--- Start Stored data ---

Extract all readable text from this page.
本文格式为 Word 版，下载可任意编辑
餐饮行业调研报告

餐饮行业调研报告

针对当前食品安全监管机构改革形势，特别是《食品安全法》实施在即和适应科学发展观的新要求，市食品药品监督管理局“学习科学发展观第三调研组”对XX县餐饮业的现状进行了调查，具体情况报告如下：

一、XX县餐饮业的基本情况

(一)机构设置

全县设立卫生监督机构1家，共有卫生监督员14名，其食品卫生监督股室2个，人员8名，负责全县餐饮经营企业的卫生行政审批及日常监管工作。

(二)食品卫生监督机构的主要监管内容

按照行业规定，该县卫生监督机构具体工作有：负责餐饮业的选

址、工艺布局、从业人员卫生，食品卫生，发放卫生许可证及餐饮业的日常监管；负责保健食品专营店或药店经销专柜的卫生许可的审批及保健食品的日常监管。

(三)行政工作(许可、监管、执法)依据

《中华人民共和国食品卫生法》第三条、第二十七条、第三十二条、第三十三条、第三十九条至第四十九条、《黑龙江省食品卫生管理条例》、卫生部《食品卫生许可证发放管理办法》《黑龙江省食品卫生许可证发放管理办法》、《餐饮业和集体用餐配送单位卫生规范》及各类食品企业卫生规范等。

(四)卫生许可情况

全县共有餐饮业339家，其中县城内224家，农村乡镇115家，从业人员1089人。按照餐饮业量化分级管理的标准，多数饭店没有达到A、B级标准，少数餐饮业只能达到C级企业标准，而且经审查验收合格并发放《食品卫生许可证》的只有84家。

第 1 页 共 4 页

--- End Stored data ---

Go through the records and print each one exactly.

[The reply]
Extract all readable text from this page.
本文格式为 Word 版，下载可任意编辑
餐饮行业调研报告

餐饮行业调研报告

针对当前食品安全监管机构改革形势，特别是《食品安全法》实施在即和适应科学发展观的新要求，市食品药品监督管理局“学习科学发展观第三调研组”对XX县餐饮业的现状进行了调查，具体情况报告如下：

一、XX县餐饮业的基本情况

(一)机构设置

全县设立卫生监督机构1家，共有卫生监督员14名，其食品卫生监督股室2个，人员8名，负责全县餐饮经营企业的卫生行政审批及日常监管工作。

(二)食品卫生监督机构的主要监管内容

按照行业规定，该县卫生监督机构具体工作有：负责餐饮业的选

址、工艺布局、从业人员卫生，食品卫生，发放卫生许可证及餐饮业的日常监管；负责保健食品专营店或药店经销专柜的卫生许可的审批及保健食品的日常监管。

(三)行政工作(许可、监管、执法)依据

《中华人民共和国食品卫生法》第三条、第二十七条、第三十二条、第三十三条、第三十九条至第四十九条、《黑龙江省食品卫生管理条例》、卫生部《食品卫生许可证发放管理办法》《黑龙江省食品卫生许可证发放管理办法》、《餐饮业和集体用餐配送单位卫生规范》及各类食品企业卫生规范等。

(四)卫生许可情况

全县共有餐饮业339家，其中县城内224家，农村乡镇115家，从业人员1089人。按照餐饮业量化分级管理的标准，多数饭店没有达到A、B级标准，少数餐饮业只能达到C级企业标准，而且经审查验收合格并发放《食品卫生许可证》的只有84家。

第 1 页 共 4 页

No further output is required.